> [Goal]: Pull out every line below holding the word "text".

Excerpt from a dataset:
__________________________________________________
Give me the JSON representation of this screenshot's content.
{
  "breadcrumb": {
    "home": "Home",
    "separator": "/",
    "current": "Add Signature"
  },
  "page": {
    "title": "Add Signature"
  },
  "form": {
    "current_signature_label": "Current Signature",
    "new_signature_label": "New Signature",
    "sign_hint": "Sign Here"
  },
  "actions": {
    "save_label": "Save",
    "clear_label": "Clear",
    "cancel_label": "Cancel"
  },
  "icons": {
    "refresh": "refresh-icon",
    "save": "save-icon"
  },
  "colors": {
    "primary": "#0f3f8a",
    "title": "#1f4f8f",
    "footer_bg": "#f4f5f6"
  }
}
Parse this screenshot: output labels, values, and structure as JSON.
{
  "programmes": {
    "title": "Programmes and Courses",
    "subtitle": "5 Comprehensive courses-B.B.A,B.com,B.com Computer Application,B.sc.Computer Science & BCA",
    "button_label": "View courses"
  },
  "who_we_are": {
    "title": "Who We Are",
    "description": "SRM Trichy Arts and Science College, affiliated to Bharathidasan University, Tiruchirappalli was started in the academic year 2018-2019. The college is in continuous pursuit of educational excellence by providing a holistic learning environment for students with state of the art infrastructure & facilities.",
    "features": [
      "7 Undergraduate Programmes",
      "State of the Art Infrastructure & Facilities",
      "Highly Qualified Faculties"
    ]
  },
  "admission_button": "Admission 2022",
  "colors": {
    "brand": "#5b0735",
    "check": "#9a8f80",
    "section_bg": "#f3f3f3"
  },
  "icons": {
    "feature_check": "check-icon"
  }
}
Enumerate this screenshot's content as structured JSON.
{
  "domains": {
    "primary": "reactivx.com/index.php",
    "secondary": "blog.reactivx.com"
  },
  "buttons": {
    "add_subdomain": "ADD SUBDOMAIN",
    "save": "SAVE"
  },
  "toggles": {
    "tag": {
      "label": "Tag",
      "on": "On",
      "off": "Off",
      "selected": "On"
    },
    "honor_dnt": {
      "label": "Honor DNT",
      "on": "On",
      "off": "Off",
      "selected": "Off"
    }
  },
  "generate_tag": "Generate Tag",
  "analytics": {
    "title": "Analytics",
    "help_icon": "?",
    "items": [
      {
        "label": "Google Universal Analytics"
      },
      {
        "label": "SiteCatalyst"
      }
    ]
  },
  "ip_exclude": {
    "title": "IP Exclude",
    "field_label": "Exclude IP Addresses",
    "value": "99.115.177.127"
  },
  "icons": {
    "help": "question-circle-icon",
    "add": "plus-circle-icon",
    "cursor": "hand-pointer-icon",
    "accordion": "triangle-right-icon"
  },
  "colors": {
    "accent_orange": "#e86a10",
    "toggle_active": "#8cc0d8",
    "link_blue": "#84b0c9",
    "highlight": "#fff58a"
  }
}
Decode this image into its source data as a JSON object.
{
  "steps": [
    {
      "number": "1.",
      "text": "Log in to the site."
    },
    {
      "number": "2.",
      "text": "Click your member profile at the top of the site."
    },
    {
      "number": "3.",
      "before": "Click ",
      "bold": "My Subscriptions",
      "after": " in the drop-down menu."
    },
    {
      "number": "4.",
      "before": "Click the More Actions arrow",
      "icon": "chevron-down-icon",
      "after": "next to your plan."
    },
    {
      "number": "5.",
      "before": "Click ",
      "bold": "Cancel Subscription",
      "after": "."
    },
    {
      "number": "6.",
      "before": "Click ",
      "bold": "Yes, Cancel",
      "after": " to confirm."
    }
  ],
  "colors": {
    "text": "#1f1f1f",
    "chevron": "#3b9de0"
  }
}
__________________________________________________
> [Solution to the exercise]:
      "text": "Log in to the site."
      "text": "Click your member profile at the top of the site."
    "text": "#1f1f1f",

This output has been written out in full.